── Raw records ──

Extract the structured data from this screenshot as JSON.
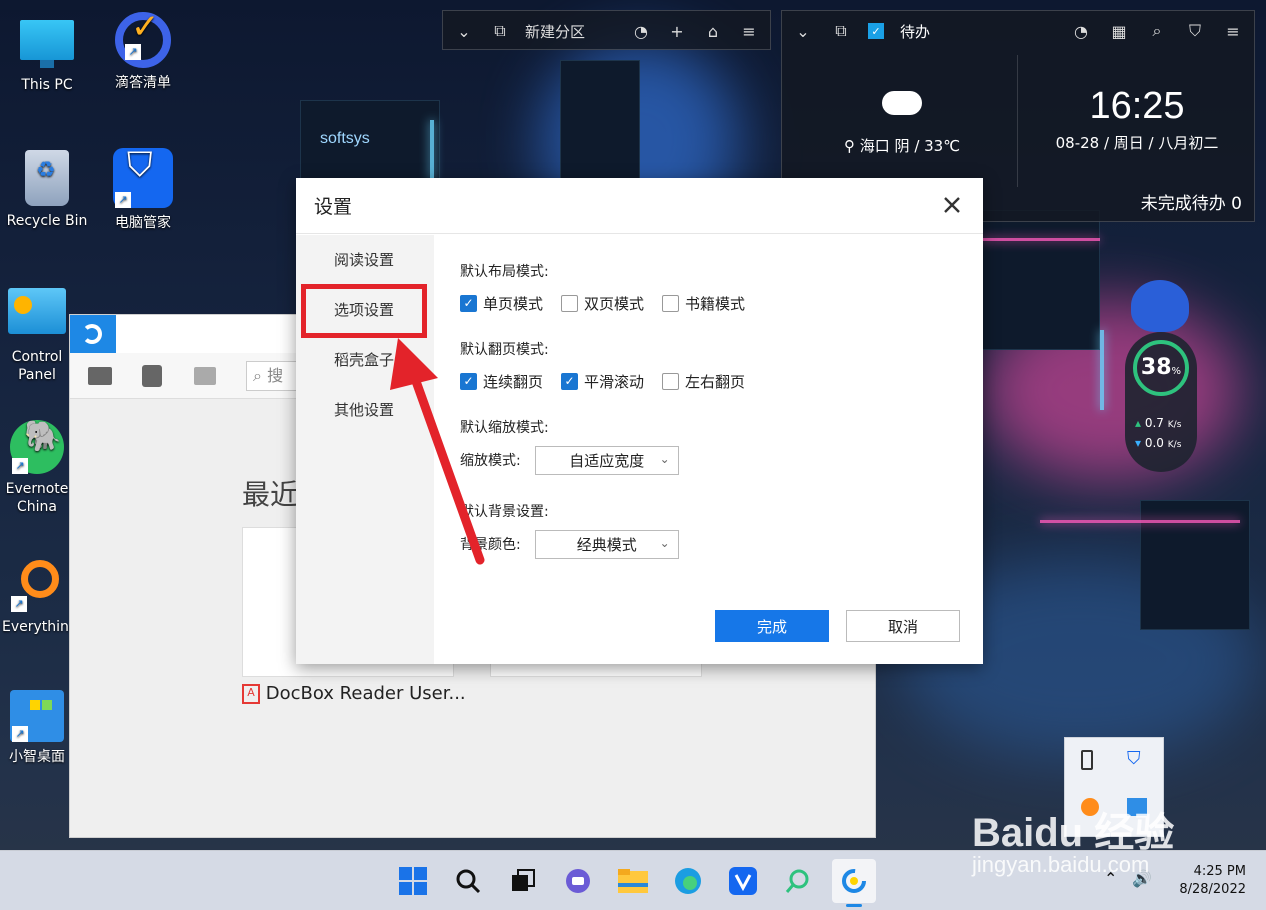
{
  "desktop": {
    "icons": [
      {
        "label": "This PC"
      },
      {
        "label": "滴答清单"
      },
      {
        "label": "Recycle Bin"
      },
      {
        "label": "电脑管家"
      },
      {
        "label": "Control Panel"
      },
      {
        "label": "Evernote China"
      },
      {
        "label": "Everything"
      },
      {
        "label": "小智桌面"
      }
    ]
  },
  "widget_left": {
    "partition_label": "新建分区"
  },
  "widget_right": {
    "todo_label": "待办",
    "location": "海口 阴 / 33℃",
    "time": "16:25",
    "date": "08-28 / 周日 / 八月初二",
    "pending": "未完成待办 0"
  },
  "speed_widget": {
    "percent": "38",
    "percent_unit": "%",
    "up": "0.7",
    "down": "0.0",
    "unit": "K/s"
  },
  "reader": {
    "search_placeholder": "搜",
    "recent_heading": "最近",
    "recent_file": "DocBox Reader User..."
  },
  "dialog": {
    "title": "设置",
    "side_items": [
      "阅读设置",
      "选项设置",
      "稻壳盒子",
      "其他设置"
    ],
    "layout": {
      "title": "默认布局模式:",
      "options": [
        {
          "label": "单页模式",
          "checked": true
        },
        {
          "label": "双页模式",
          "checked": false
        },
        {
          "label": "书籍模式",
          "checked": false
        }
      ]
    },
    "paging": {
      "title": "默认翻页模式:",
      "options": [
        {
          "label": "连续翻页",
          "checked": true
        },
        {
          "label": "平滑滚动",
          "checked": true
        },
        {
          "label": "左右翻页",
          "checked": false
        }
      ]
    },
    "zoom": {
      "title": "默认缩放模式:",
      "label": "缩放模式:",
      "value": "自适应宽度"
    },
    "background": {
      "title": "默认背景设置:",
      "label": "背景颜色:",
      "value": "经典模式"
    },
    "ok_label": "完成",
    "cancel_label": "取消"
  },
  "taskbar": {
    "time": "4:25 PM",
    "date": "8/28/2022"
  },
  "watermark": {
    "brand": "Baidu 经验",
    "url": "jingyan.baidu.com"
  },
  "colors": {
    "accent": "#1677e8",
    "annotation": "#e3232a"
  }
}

───
── Raw records ──

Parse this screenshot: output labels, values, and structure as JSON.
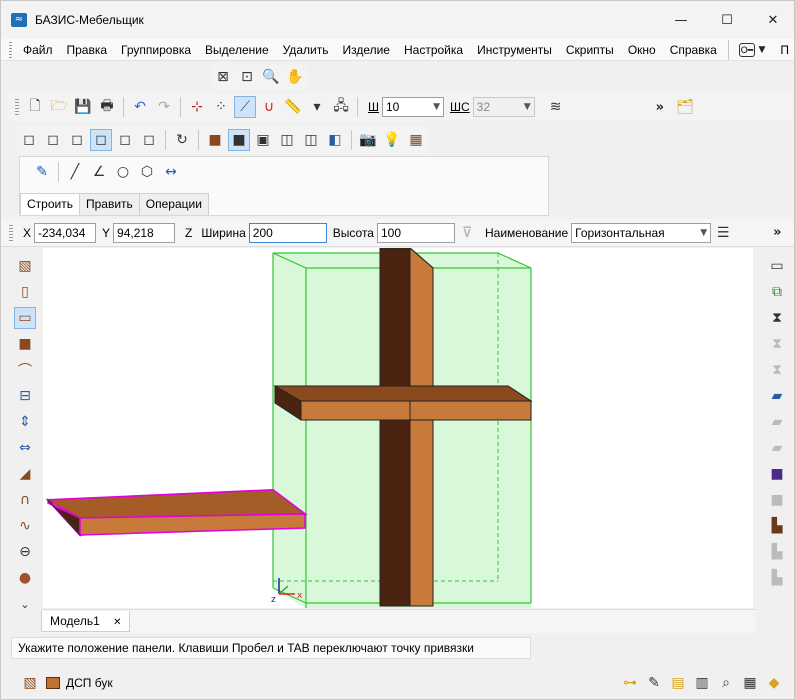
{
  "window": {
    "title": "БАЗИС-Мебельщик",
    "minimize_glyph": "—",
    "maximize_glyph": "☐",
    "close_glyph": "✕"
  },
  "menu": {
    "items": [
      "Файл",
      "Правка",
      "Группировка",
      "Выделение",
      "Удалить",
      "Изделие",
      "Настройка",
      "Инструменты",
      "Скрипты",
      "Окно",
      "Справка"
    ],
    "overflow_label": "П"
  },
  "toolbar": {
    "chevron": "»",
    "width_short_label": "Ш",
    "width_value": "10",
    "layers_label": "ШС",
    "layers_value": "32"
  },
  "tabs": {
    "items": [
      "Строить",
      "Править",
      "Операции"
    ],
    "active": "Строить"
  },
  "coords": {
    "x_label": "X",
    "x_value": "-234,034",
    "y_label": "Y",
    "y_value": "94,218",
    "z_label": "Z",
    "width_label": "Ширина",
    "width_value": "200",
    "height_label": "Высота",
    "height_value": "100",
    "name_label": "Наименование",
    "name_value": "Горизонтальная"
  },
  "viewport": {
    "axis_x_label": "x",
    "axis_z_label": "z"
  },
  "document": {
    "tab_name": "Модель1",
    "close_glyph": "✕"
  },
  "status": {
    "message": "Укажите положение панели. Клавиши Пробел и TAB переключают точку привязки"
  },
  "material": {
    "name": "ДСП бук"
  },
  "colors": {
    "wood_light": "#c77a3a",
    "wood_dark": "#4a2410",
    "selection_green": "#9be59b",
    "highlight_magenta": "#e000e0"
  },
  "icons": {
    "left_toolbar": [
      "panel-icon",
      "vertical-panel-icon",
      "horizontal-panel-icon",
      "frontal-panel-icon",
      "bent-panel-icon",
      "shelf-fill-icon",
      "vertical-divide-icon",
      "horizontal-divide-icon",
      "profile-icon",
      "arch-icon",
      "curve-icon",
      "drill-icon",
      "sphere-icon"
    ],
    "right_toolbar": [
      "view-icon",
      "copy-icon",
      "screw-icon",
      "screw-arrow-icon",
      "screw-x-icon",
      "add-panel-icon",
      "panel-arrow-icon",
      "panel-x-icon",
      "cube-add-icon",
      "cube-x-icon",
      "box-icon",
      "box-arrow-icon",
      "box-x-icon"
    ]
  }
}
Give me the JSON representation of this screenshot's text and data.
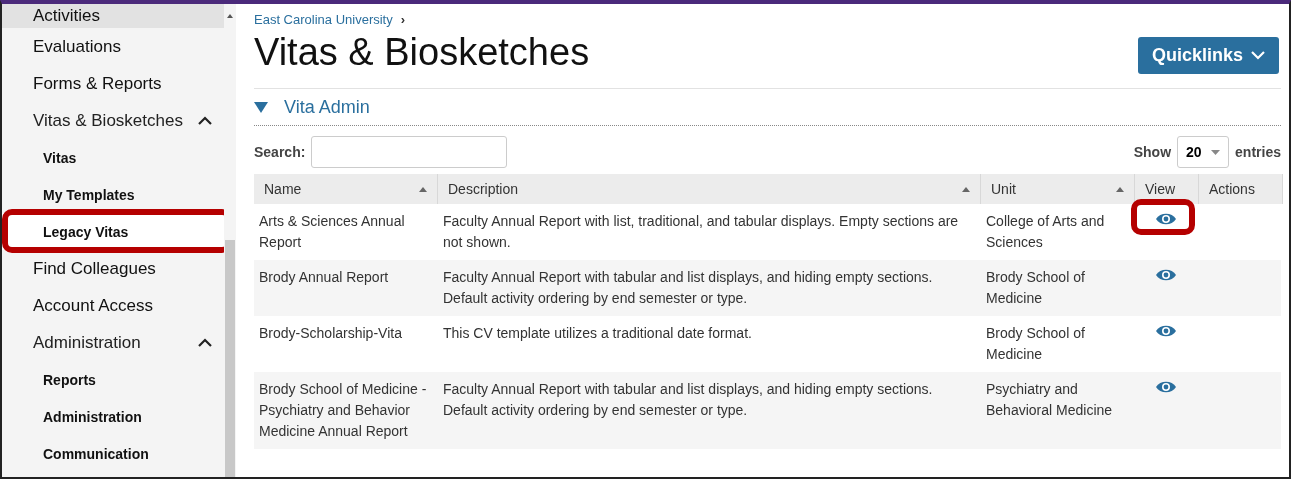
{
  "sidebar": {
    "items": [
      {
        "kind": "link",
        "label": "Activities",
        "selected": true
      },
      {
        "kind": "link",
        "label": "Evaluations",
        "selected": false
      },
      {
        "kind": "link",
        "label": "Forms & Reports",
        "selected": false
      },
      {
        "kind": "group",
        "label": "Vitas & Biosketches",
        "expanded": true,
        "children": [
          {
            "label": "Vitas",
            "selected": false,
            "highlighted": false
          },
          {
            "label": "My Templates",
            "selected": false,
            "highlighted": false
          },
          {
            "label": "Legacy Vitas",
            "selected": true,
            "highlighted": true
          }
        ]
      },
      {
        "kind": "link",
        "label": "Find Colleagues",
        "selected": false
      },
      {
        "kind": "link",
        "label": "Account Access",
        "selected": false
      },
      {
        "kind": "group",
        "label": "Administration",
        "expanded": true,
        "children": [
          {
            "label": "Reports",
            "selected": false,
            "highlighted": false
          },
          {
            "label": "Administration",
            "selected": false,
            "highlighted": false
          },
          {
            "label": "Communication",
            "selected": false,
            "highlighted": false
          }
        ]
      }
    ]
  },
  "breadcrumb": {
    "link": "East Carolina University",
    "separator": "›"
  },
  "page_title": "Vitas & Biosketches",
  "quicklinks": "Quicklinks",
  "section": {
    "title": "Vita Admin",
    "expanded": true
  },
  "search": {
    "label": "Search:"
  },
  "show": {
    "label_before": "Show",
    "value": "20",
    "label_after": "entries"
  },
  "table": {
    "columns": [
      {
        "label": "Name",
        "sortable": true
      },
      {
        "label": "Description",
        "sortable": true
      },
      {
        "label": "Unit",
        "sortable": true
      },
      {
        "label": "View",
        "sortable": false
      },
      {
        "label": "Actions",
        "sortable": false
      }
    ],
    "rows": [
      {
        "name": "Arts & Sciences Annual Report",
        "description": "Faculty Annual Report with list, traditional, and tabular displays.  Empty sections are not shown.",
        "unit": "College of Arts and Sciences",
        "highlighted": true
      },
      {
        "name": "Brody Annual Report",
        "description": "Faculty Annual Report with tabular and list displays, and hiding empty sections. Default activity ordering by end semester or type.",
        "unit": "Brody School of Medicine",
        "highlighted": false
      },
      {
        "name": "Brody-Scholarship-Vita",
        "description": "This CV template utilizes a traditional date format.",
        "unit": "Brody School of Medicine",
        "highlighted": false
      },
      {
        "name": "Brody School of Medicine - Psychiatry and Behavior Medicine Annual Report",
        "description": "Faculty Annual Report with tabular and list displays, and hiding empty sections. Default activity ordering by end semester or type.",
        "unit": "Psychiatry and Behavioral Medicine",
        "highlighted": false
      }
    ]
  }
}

───

» **Written instruction**
Return all lines containing the word "vertical".

» **Expected output**
      "vertical-panel-icon",
      "vertical-divide-icon",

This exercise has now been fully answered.